**DO THIS**
Go through the lines below. Copy those with "JSON".

[Dataset excerpts]
------------------------------------------------------------
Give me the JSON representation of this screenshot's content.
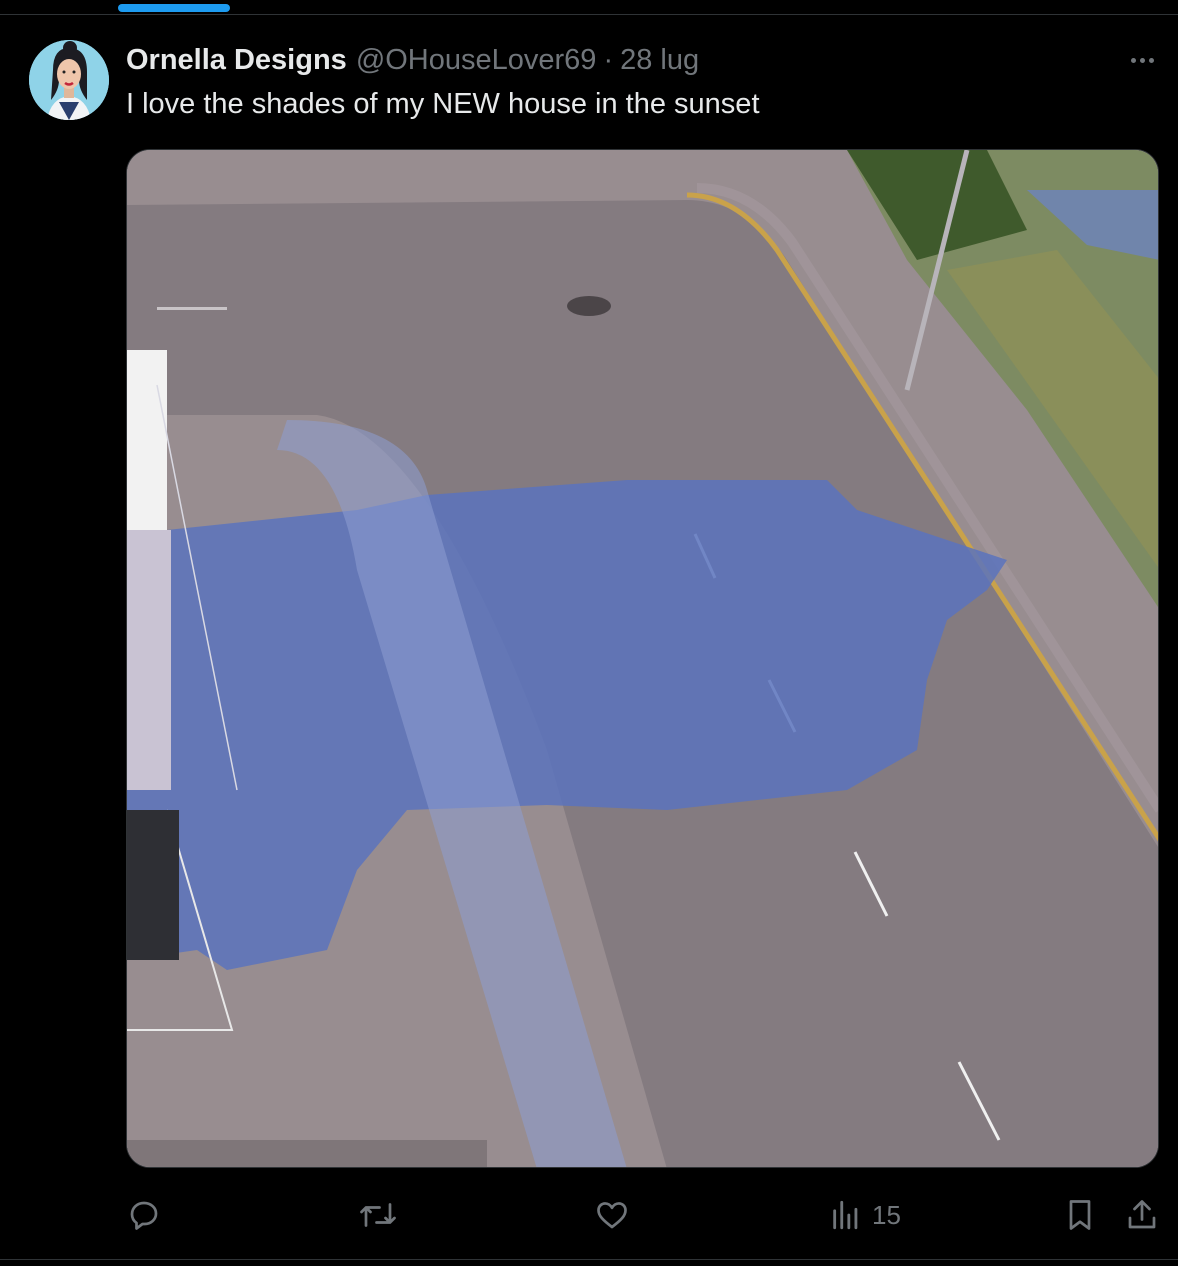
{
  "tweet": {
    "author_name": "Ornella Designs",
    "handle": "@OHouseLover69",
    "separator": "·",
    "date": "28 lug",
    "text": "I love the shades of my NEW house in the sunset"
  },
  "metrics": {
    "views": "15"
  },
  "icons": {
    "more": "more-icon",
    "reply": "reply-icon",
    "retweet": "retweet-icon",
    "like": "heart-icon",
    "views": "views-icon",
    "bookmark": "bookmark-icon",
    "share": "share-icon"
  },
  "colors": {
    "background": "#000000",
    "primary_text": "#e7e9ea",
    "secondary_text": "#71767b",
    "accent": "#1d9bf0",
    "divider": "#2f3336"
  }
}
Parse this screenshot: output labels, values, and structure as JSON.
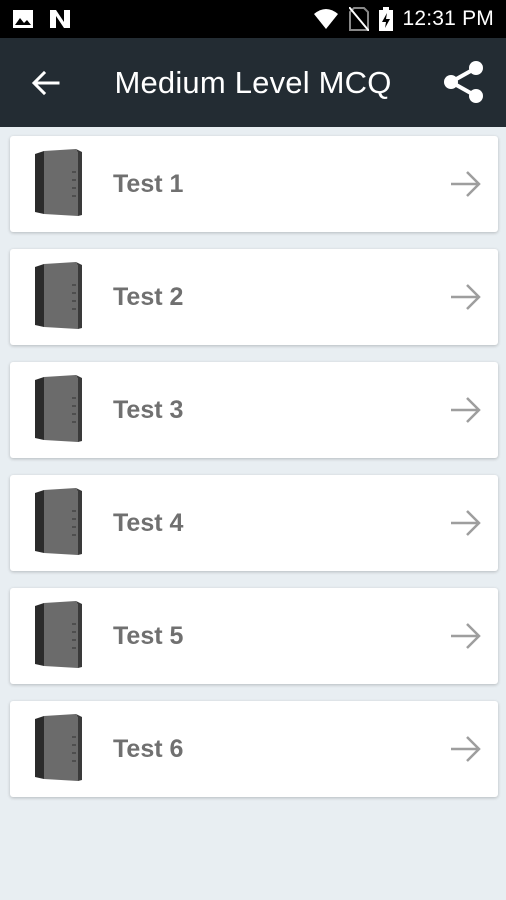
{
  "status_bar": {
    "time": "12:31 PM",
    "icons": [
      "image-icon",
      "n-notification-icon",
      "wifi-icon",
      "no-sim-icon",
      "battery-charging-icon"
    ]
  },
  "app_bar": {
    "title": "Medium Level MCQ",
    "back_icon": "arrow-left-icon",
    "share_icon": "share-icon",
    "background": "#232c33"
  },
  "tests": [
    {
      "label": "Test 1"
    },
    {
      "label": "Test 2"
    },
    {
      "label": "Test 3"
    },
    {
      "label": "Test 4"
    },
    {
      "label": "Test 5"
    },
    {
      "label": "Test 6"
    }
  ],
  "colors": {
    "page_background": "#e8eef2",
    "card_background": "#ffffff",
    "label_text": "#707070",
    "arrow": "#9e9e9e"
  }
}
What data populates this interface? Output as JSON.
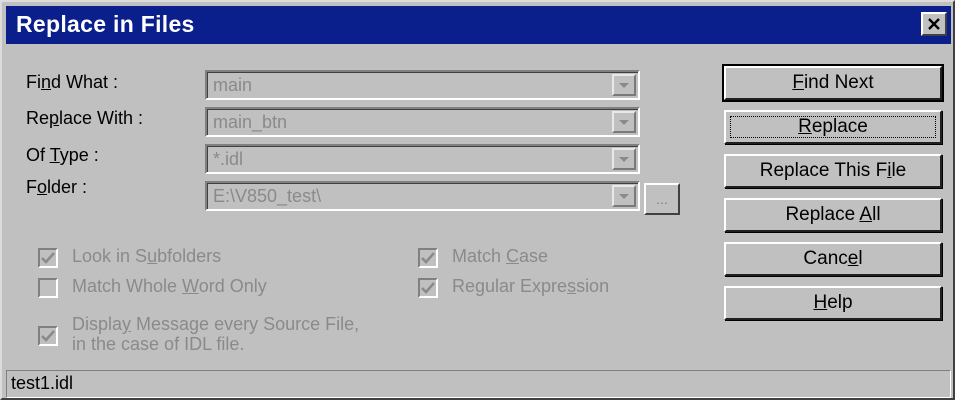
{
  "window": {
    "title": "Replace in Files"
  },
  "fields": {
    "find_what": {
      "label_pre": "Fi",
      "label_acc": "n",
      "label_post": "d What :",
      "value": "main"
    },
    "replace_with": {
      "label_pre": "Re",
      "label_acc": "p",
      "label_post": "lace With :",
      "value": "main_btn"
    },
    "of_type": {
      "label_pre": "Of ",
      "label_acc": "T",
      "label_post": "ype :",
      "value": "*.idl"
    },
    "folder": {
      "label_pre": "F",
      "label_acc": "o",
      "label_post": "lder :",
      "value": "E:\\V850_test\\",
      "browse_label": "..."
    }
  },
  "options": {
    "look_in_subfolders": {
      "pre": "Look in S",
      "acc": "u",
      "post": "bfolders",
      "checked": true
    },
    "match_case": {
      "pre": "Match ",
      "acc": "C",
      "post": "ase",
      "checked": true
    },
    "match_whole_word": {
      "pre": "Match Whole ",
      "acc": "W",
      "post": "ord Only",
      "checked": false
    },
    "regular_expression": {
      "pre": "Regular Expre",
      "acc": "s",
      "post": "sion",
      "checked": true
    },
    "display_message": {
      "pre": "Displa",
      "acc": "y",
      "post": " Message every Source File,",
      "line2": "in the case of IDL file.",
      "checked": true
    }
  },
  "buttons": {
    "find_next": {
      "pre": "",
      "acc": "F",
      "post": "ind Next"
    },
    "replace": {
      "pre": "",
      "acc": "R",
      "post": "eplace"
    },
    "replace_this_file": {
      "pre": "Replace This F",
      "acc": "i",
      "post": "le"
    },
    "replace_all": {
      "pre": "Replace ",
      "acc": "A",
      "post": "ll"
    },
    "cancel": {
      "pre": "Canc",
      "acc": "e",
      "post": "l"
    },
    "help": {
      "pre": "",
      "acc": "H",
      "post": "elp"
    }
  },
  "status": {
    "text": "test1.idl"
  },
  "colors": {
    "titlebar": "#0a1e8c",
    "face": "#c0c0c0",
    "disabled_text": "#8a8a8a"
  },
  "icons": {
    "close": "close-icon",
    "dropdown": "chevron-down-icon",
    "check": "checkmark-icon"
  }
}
------------------------------------------------------------
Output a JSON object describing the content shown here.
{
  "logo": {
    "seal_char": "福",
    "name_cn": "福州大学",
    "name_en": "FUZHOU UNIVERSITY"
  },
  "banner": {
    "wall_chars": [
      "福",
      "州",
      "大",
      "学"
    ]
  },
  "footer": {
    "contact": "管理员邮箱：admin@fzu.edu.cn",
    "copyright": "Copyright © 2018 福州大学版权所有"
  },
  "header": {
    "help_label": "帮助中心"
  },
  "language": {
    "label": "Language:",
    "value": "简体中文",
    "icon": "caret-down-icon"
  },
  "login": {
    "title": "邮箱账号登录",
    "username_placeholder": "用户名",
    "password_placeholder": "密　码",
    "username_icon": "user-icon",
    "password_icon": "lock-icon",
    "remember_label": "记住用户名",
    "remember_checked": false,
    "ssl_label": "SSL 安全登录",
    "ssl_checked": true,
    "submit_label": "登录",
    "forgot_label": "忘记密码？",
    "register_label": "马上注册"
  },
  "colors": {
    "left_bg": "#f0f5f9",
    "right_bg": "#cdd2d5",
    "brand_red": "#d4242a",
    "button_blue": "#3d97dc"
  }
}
------------------------------------------------------------
**THE RESULT**
Give me the JSON representation of this screenshot's content.
Parse this screenshot: output labels, values, and structure as JSON.
What data populates this interface? Output as JSON.
Output a JSON object describing the content shown here.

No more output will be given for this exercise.